[start]
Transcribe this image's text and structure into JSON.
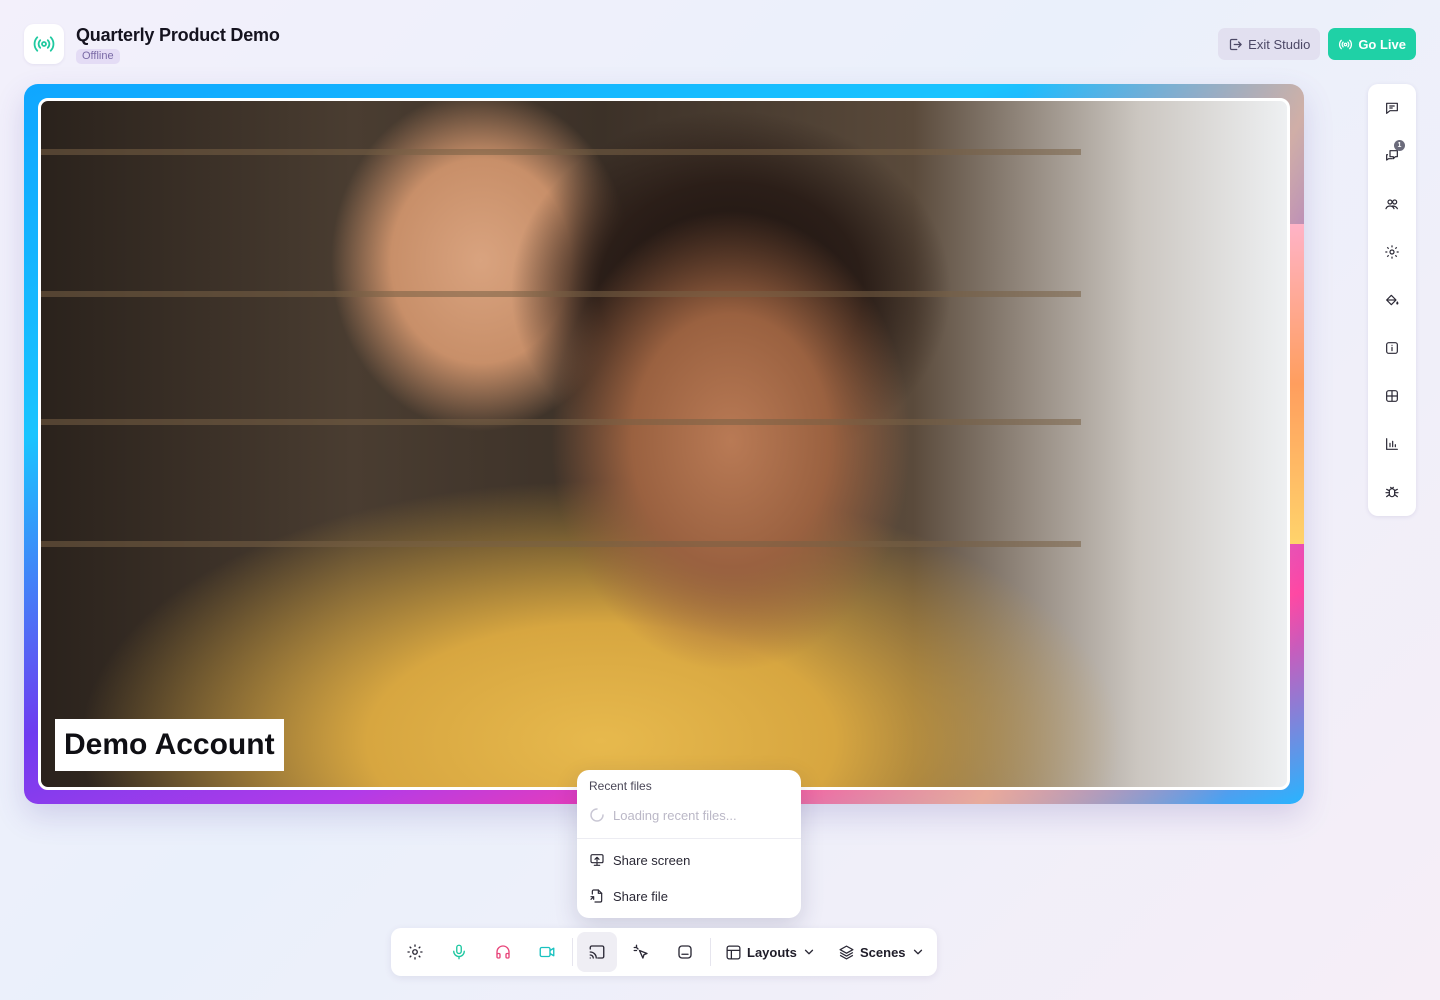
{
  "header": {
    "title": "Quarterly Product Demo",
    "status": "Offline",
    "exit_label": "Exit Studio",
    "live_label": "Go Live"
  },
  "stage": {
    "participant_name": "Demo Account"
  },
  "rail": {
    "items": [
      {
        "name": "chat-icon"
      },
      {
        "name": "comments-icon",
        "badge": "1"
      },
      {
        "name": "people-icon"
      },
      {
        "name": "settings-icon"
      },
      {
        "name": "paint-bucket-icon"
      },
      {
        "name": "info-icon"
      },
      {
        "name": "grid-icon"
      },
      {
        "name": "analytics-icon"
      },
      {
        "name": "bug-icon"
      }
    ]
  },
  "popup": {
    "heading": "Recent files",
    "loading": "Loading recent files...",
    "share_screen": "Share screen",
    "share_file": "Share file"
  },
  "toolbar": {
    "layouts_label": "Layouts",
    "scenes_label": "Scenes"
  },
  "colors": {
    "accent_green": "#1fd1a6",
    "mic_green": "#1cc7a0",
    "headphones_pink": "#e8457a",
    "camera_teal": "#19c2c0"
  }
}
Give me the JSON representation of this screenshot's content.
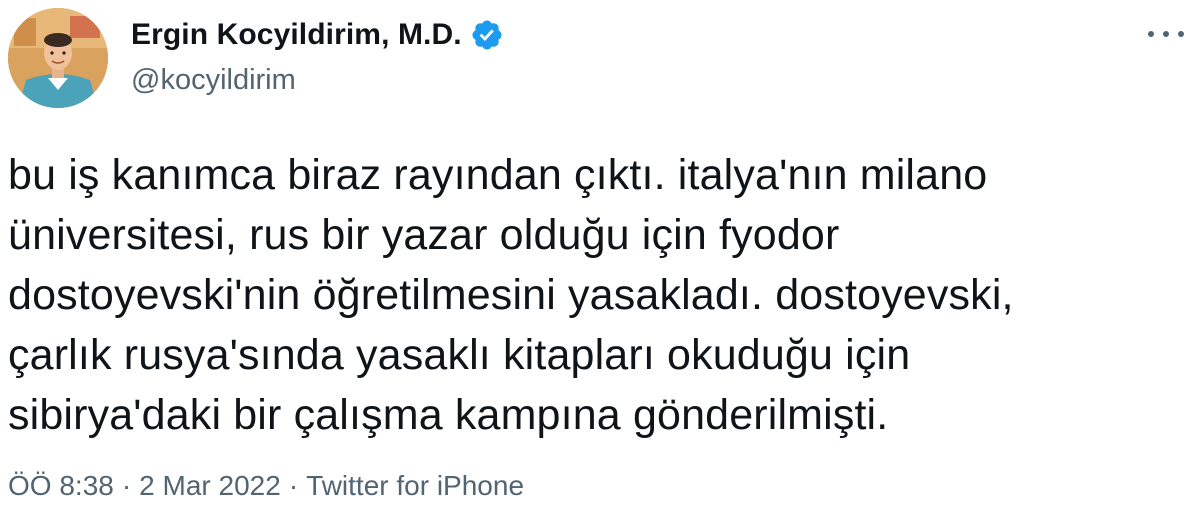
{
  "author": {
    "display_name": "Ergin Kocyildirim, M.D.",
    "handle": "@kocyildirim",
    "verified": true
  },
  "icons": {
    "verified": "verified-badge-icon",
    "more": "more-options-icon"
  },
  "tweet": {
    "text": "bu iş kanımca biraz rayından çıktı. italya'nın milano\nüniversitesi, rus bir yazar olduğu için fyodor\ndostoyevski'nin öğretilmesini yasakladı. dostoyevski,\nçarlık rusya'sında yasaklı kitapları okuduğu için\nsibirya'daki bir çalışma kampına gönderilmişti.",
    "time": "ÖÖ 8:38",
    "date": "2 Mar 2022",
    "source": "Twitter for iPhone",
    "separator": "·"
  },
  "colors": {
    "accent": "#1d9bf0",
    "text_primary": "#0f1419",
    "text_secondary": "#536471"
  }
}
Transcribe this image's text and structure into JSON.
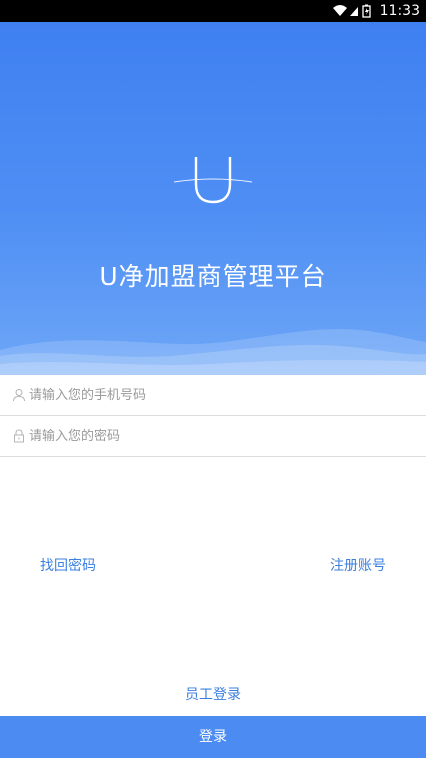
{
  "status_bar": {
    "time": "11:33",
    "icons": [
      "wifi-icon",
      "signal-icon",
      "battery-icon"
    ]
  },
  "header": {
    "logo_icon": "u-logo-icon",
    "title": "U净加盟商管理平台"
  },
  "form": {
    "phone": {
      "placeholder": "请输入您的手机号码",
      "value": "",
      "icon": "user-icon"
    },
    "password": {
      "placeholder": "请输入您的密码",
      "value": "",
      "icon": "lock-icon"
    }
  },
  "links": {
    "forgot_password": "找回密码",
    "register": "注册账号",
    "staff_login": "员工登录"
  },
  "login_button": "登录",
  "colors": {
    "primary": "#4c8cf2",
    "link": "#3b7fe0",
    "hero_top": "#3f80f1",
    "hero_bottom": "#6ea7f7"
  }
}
[end]
- _Job_:
Where a line holds "files", copy that line.

- _Full response_:
    "heading": "Recent files",
    "loading": "Loading recent files...",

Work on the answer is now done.